• [Data to use]:
----

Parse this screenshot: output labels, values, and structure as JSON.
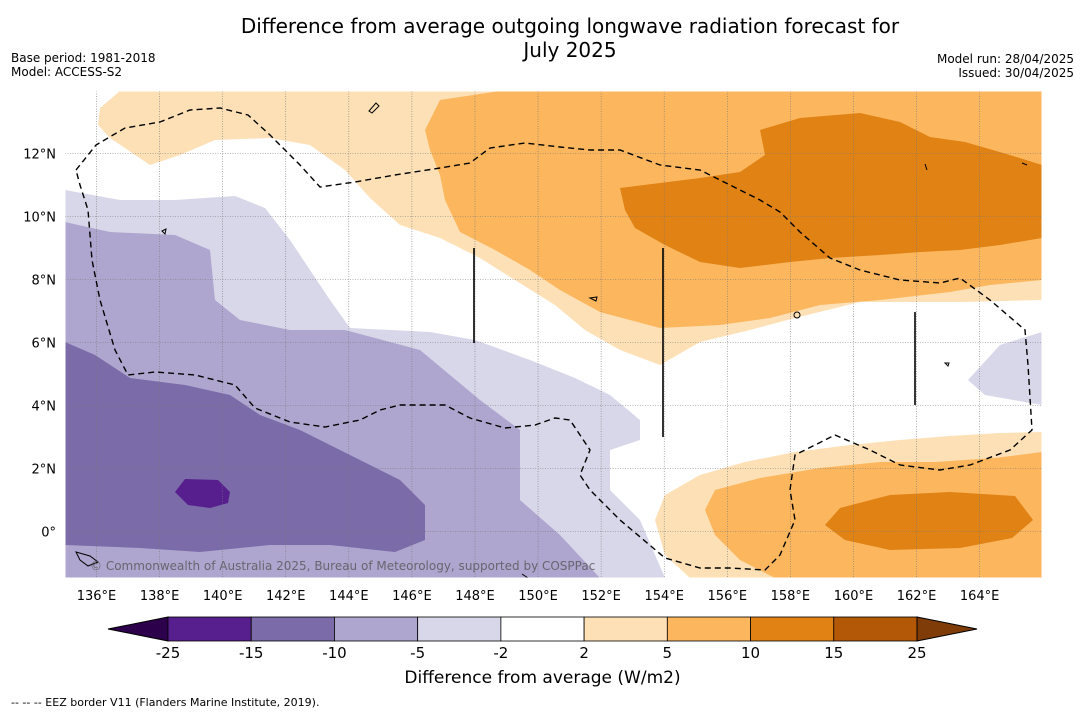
{
  "title_line1": "Difference from average outgoing longwave radiation forecast for",
  "title_line2": "July 2025",
  "meta_left": [
    "Base period: 1981-2018",
    "Model: ACCESS-S2"
  ],
  "meta_right": [
    "Model run: 28/04/2025",
    "Issued: 30/04/2025"
  ],
  "lat_labels": [
    "12°N",
    "10°N",
    "8°N",
    "6°N",
    "4°N",
    "2°N",
    "0°"
  ],
  "lon_labels": [
    "136°E",
    "138°E",
    "140°E",
    "142°E",
    "144°E",
    "146°E",
    "148°E",
    "150°E",
    "152°E",
    "154°E",
    "156°E",
    "158°E",
    "160°E",
    "162°E",
    "164°E"
  ],
  "copyright": "© Commonwealth of Australia 2025, Bureau of Meteorology, supported by COSPPac",
  "colorbar": {
    "ticks": [
      "-25",
      "-15",
      "-10",
      "-5",
      "-2",
      "2",
      "5",
      "10",
      "15",
      "25"
    ],
    "colors": [
      "#561f8d",
      "#7b6ba9",
      "#afa6cf",
      "#d8d7e9",
      "#ffffff",
      "#fde0b5",
      "#fbb65e",
      "#e08214",
      "#b35806"
    ],
    "extend_low": "#2d004b",
    "extend_high": "#7f3b08",
    "label": "Difference from average (W/m2)"
  },
  "footer": "--  --  -- EEZ border V11 (Flanders Marine Institute, 2019)."
}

----

Transcribe the full listing above exactly as it stands, minus the pictures.

• [Solution to the exercise]:
Parse this screenshot: output labels, values, and structure as JSON.
{
  "title_line1": "Difference from average outgoing longwave radiation forecast for",
  "title_line2": "July 2025",
  "meta_left": [
    "Base period: 1981-2018",
    "Model: ACCESS-S2"
  ],
  "meta_right": [
    "Model run: 28/04/2025",
    "Issued: 30/04/2025"
  ],
  "lat_labels": [
    "12°N",
    "10°N",
    "8°N",
    "6°N",
    "4°N",
    "2°N",
    "0°"
  ],
  "lon_labels": [
    "136°E",
    "138°E",
    "140°E",
    "142°E",
    "144°E",
    "146°E",
    "148°E",
    "150°E",
    "152°E",
    "154°E",
    "156°E",
    "158°E",
    "160°E",
    "162°E",
    "164°E"
  ],
  "copyright": "© Commonwealth of Australia 2025, Bureau of Meteorology, supported by COSPPac",
  "colorbar": {
    "ticks": [
      "-25",
      "-15",
      "-10",
      "-5",
      "-2",
      "2",
      "5",
      "10",
      "15",
      "25"
    ],
    "colors": [
      "#561f8d",
      "#7b6ba9",
      "#afa6cf",
      "#d8d7e9",
      "#ffffff",
      "#fde0b5",
      "#fbb65e",
      "#e08214",
      "#b35806"
    ],
    "extend_low": "#2d004b",
    "extend_high": "#7f3b08",
    "label": "Difference from average (W/m2)"
  },
  "footer": "--  --  -- EEZ border V11 (Flanders Marine Institute, 2019)."
}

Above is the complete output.